## begin Records for this task

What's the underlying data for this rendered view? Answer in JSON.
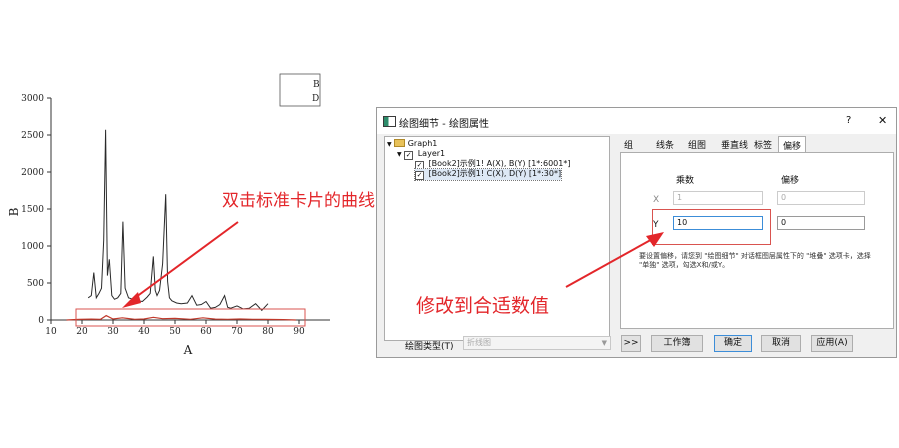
{
  "chart_data": {
    "type": "line",
    "xlabel": "A",
    "ylabel": "B",
    "xlim": [
      10,
      100
    ],
    "ylim": [
      0,
      3000
    ],
    "x_ticks": [
      10,
      20,
      30,
      40,
      50,
      60,
      70,
      80,
      90
    ],
    "y_ticks": [
      0,
      500,
      1000,
      1500,
      2000,
      2500,
      3000
    ],
    "legend": [
      "B",
      "D"
    ],
    "legend_position": "top-right",
    "series": [
      {
        "name": "B",
        "x": [
          22,
          23,
          23.8,
          24.6,
          25.5,
          26.3,
          27,
          27.6,
          28.2,
          28.8,
          29.6,
          30.5,
          31.5,
          32.5,
          33.2,
          33.9,
          35,
          36.5,
          38,
          39.5,
          41,
          42,
          43,
          43.6,
          44.2,
          45,
          46,
          47,
          47.6,
          48.2,
          49,
          50.5,
          52,
          54,
          55.5,
          57,
          58.5,
          60,
          61.5,
          63,
          64.5,
          66,
          67,
          68,
          70,
          72,
          74,
          76,
          78,
          80
        ],
        "values": [
          300,
          330,
          640,
          300,
          360,
          430,
          1080,
          2570,
          600,
          820,
          330,
          280,
          300,
          360,
          1330,
          430,
          300,
          280,
          260,
          250,
          310,
          360,
          860,
          400,
          330,
          400,
          760,
          1700,
          520,
          300,
          260,
          230,
          220,
          230,
          330,
          200,
          210,
          250,
          160,
          170,
          210,
          330,
          170,
          160,
          190,
          150,
          160,
          220,
          130,
          220
        ]
      },
      {
        "name": "D",
        "x": [
          15,
          19,
          23,
          26,
          27.8,
          30,
          33,
          37,
          40,
          43,
          46,
          50,
          55,
          59,
          63,
          67,
          71,
          75,
          79,
          85,
          89
        ],
        "values": [
          0,
          8,
          12,
          10,
          60,
          14,
          30,
          10,
          14,
          36,
          18,
          22,
          10,
          30,
          12,
          10,
          14,
          10,
          8,
          6,
          0
        ]
      }
    ]
  },
  "annotations": {
    "top": "双击标准卡片的曲线",
    "bottom": "修改到合适数值"
  },
  "dialog": {
    "title": "绘图细节 - 绘图属性",
    "help_label": "?",
    "close_label": "✕",
    "tree": {
      "root": "Graph1",
      "layer": "Layer1",
      "plot1": "[Book2]示例1! A(X), B(Y) [1*:6001*]",
      "plot2": "[Book2]示例1! C(X), D(Y) [1*:30*]"
    },
    "tabs": [
      "组",
      "线条",
      "组图",
      "垂直线",
      "标签",
      "偏移"
    ],
    "panel": {
      "col1": "乘数",
      "col2": "偏移",
      "x_label": "X",
      "y_label": "Y",
      "x_mult": "1",
      "x_offset": "0",
      "y_mult": "10",
      "y_offset": "0",
      "note": "要设置偏移，请您到 \"绘图细节\" 对话框图层属性下的 \"堆叠\" 选项卡，选择 \"单独\" 选项，勾选X和/或Y。"
    },
    "plot_type_label": "绘图类型(T)",
    "plot_type_value": "折线图",
    "buttons": {
      "more": ">>",
      "workbook": "工作簿",
      "ok": "确定",
      "cancel": "取消",
      "apply": "应用(A)"
    }
  },
  "colors": {
    "annotation_red": "#e3262a",
    "highlight_box": "#d9534f",
    "selection_blue": "#3c8dd8"
  }
}
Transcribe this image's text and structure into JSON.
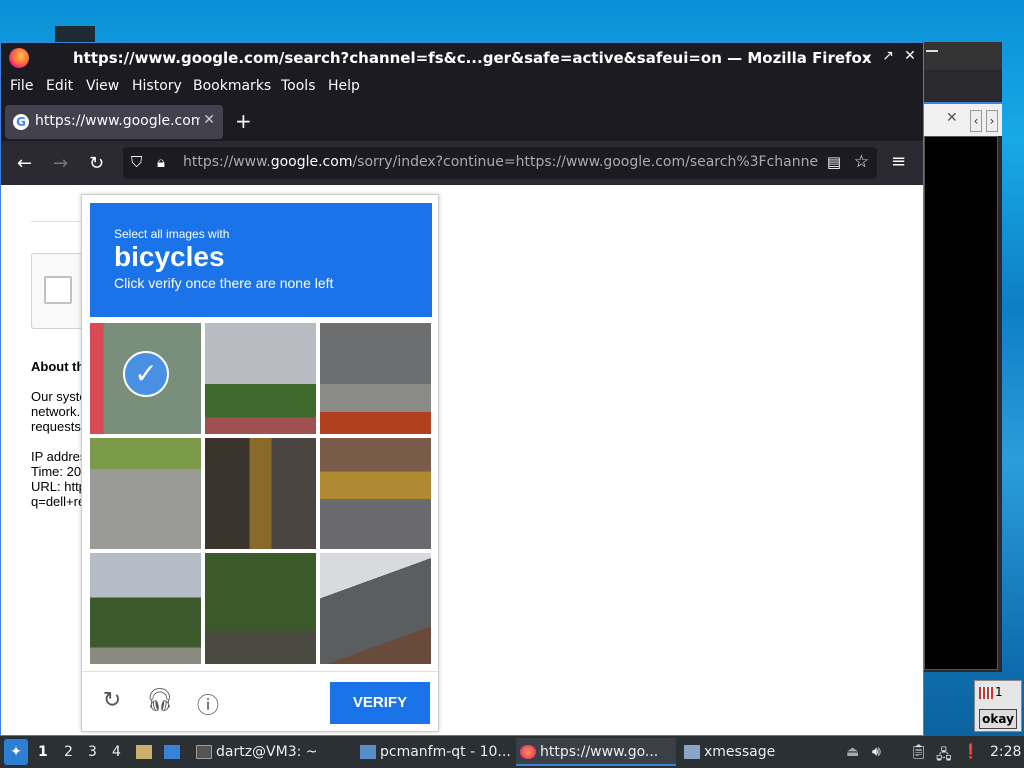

## end Records for this task

■ Aim
Write out again every line above exactly as given; the pictures do not belong in the copy.

■ Task result
What's the underlying data for this rendered view? Answer in JSON.
{
  "chart_data": {
    "type": "line",
    "xlabel": "A",
    "ylabel": "B",
    "xlim": [
      10,
      100
    ],
    "ylim": [
      0,
      3000
    ],
    "x_ticks": [
      10,
      20,
      30,
      40,
      50,
      60,
      70,
      80,
      90
    ],
    "y_ticks": [
      0,
      500,
      1000,
      1500,
      2000,
      2500,
      3000
    ],
    "legend": [
      "B",
      "D"
    ],
    "legend_position": "top-right",
    "series": [
      {
        "name": "B",
        "x": [
          22,
          23,
          23.8,
          24.6,
          25.5,
          26.3,
          27,
          27.6,
          28.2,
          28.8,
          29.6,
          30.5,
          31.5,
          32.5,
          33.2,
          33.9,
          35,
          36.5,
          38,
          39.5,
          41,
          42,
          43,
          43.6,
          44.2,
          45,
          46,
          47,
          47.6,
          48.2,
          49,
          50.5,
          52,
          54,
          55.5,
          57,
          58.5,
          60,
          61.5,
          63,
          64.5,
          66,
          67,
          68,
          70,
          72,
          74,
          76,
          78,
          80
        ],
        "values": [
          300,
          330,
          640,
          300,
          360,
          430,
          1080,
          2570,
          600,
          820,
          330,
          280,
          300,
          360,
          1330,
          430,
          300,
          280,
          260,
          250,
          310,
          360,
          860,
          400,
          330,
          400,
          760,
          1700,
          520,
          300,
          260,
          230,
          220,
          230,
          330,
          200,
          210,
          250,
          160,
          170,
          210,
          330,
          170,
          160,
          190,
          150,
          160,
          220,
          130,
          220
        ]
      },
      {
        "name": "D",
        "x": [
          15,
          19,
          23,
          26,
          27.8,
          30,
          33,
          37,
          40,
          43,
          46,
          50,
          55,
          59,
          63,
          67,
          71,
          75,
          79,
          85,
          89
        ],
        "values": [
          0,
          8,
          12,
          10,
          60,
          14,
          30,
          10,
          14,
          36,
          18,
          22,
          10,
          30,
          12,
          10,
          14,
          10,
          8,
          6,
          0
        ]
      }
    ]
  },
  "annotations": {
    "top": "双击标准卡片的曲线",
    "bottom": "修改到合适数值"
  },
  "dialog": {
    "title": "绘图细节 - 绘图属性",
    "help_label": "?",
    "close_label": "✕",
    "tree": {
      "root": "Graph1",
      "layer": "Layer1",
      "plot1": "[Book2]示例1! A(X), B(Y) [1*:6001*]",
      "plot2": "[Book2]示例1! C(X), D(Y) [1*:30*]"
    },
    "tabs": [
      "组",
      "线条",
      "组图",
      "垂直线",
      "标签",
      "偏移"
    ],
    "panel": {
      "col1": "乘数",
      "col2": "偏移",
      "x_label": "X",
      "y_label": "Y",
      "x_mult": "1",
      "x_offset": "0",
      "y_mult": "10",
      "y_offset": "0",
      "note": "要设置偏移，请您到 \"绘图细节\" 对话框图层属性下的 \"堆叠\" 选项卡，选择 \"单独\" 选项，勾选X和/或Y。"
    },
    "plot_type_label": "绘图类型(T)",
    "plot_type_value": "折线图",
    "buttons": {
      "more": ">>",
      "workbook": "工作簿",
      "ok": "确定",
      "cancel": "取消",
      "apply": "应用(A)"
    }
  },
  "colors": {
    "annotation_red": "#e3262a",
    "highlight_box": "#d9534f",
    "selection_blue": "#3c8dd8"
  }
}
Transcribe this image's text and structure into JSON.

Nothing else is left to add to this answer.